An LDO (low-dropout) regulator is a type of linear voltage regulator that can maintain a steady output voltage even when the input voltage is only slightly higher than the output. The “low dropout” refers to the small voltage difference needed between input and output for the regulator to work properly, often as low as 200 mV or less in modern designs. This makes LDOs ideal for battery-powered devices and noise-sensitive circuits where every fraction of a volt counts.
How an LDO Regulator Works
At its core, an LDO has three main components: a voltage reference, an error amplifier, and a pass transistor. The pass transistor acts like an adjustable valve that controls how much current flows from the input to the output. The error amplifier constantly compares the actual output voltage (fed back through a resistor divider) to a precise internal reference voltage. If the output dips below the target, the amplifier opens the pass transistor wider, allowing more current through. If the output creeps too high, it tightens the valve.

Element position data:
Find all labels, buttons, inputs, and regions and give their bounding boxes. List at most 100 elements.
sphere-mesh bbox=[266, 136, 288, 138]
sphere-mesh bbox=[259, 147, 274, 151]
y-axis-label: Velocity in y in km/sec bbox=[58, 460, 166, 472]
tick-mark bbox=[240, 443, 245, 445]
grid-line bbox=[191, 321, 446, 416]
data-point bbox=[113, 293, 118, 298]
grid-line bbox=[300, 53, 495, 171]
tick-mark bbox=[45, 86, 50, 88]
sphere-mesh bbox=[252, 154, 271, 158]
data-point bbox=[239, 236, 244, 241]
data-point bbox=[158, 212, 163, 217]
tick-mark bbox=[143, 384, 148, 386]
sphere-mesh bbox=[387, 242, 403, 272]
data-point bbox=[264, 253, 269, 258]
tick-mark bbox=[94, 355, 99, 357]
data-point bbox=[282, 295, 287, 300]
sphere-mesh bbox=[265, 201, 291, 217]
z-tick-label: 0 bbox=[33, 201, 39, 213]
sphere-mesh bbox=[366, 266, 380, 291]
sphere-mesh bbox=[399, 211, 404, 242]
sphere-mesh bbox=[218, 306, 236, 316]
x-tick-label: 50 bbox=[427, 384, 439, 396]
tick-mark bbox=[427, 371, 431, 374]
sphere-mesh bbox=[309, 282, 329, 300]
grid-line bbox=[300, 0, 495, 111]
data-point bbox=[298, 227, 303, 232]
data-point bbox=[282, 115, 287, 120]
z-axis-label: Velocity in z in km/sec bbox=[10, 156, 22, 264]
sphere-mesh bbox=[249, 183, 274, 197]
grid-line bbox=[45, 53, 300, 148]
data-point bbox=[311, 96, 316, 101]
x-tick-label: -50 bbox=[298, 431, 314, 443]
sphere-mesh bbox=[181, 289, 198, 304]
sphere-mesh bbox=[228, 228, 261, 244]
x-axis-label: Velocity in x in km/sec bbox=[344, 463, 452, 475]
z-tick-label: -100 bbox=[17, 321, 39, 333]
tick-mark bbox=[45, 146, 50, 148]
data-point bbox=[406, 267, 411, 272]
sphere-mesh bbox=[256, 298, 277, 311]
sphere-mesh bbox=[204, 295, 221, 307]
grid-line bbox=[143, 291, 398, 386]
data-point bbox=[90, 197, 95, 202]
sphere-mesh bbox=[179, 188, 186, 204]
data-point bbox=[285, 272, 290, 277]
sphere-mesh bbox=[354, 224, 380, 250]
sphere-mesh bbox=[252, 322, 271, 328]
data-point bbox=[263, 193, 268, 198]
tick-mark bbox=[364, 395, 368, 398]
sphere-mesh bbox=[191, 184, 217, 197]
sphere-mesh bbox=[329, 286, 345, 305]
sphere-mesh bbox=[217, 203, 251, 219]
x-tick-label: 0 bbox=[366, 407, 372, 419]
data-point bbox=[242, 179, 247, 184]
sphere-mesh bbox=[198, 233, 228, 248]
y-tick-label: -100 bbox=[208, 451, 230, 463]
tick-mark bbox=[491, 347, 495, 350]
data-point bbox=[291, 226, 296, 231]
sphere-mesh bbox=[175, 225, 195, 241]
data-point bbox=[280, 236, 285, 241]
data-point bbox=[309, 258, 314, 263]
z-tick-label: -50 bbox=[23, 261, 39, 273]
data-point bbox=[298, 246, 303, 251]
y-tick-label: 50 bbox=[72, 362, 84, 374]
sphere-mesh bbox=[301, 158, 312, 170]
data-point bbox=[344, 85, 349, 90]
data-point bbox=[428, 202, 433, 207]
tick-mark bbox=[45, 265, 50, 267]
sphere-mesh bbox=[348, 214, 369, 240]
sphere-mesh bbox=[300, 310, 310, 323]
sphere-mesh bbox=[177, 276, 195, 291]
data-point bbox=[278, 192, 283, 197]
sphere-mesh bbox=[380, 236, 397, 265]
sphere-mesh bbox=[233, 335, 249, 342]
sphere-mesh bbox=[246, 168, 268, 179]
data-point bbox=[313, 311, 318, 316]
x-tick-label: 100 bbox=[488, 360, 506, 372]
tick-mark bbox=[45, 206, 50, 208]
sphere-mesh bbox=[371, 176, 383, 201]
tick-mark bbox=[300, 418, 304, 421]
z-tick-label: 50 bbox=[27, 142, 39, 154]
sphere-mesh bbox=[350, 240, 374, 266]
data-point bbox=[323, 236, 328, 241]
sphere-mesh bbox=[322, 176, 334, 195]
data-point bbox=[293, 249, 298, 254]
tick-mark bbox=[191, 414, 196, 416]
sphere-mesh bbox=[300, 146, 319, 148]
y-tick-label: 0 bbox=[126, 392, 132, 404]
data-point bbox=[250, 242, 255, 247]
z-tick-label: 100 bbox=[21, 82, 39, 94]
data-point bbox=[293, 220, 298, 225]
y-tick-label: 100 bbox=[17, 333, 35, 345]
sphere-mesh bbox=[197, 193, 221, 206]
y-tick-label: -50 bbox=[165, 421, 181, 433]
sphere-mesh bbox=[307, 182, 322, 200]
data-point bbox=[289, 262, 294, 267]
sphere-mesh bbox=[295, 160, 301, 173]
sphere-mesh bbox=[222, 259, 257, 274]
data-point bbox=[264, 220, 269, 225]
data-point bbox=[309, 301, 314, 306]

Stated goal: Copy out the full text on LDO regulators word for word. Work from the text on LDO regulators alone and leave the records aside.

Final result:
An LDO (low-dropout) regulator is a type of linear voltage regulator that can maintain a steady output voltage even when the input voltage is only slightly higher than the output. The “low dropout” refers to the small voltage difference needed between input and output for the regulator to work properly, often as low as 200 mV or less in modern designs. This makes LDOs ideal for battery-powered devices and noise-sensitive circuits where every fraction of a volt counts.
How an LDO Regulator Works
At its core, an LDO has three main components: a voltage reference, an error amplifier, and a pass transistor. The pass transistor acts like an adjustable valve that controls how much current flows from the input to the output. The error amplifier constantly compares the actual output voltage (fed back through a resistor divider) to a precise internal reference voltage. If the output dips below the target, the amplifier opens the pass transistor wider, allowing more current through. If the output creeps too high, it tightens the valve.